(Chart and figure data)
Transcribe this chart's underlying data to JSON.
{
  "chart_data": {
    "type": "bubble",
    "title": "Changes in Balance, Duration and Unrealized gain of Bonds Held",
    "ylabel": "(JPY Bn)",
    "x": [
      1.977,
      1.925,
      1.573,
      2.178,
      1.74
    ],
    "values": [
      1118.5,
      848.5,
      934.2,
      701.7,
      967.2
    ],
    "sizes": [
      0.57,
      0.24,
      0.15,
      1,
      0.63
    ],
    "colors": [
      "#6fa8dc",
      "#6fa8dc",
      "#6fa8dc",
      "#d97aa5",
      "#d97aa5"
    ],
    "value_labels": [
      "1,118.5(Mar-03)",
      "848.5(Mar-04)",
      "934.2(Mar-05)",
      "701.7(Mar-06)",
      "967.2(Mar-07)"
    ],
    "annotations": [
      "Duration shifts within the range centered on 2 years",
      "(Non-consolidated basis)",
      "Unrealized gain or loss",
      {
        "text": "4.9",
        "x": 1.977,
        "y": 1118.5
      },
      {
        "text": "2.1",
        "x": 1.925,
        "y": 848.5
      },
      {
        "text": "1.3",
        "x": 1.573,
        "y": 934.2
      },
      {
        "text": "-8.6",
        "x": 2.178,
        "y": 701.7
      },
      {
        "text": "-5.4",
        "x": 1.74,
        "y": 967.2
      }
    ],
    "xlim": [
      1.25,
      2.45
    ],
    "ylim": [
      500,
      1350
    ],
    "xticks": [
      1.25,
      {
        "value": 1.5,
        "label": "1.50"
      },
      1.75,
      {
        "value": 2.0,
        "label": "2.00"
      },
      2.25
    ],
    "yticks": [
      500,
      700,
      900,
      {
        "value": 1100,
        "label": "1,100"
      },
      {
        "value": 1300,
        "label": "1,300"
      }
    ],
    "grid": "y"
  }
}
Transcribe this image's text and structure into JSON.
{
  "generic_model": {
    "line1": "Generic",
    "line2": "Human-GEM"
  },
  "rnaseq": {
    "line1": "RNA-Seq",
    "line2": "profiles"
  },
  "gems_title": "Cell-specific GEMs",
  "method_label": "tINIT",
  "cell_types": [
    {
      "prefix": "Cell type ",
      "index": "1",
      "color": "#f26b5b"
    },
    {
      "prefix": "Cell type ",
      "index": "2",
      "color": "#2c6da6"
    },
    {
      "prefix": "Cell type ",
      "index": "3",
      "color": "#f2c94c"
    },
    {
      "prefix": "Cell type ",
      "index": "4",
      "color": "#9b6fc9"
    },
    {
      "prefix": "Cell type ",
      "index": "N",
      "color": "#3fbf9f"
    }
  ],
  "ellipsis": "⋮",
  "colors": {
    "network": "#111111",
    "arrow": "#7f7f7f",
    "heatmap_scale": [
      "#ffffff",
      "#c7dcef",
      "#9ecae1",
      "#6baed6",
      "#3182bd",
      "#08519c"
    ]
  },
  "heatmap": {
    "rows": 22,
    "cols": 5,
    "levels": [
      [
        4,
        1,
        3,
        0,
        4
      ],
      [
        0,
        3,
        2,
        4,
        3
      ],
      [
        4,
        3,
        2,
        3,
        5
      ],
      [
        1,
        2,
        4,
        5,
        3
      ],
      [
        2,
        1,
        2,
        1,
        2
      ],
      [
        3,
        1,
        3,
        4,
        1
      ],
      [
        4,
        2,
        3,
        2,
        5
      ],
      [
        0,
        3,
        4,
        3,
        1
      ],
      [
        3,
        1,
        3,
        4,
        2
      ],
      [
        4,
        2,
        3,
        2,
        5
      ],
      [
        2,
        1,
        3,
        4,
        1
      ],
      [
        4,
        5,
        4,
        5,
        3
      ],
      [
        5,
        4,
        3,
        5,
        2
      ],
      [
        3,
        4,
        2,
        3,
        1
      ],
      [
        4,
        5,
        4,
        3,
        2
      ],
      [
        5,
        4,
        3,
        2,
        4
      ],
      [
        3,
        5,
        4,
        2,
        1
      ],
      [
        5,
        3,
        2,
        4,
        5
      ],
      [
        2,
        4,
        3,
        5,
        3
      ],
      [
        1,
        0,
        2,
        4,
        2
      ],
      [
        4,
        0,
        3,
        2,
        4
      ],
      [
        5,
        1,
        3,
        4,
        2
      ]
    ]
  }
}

- **DO THIS**:
Scan the listing above for the word "index" and copy every line that holds it.

- **THE OUTPUT**:
      "index": "1",
      "index": "2",
      "index": "3",
      "index": "4",
      "index": "N",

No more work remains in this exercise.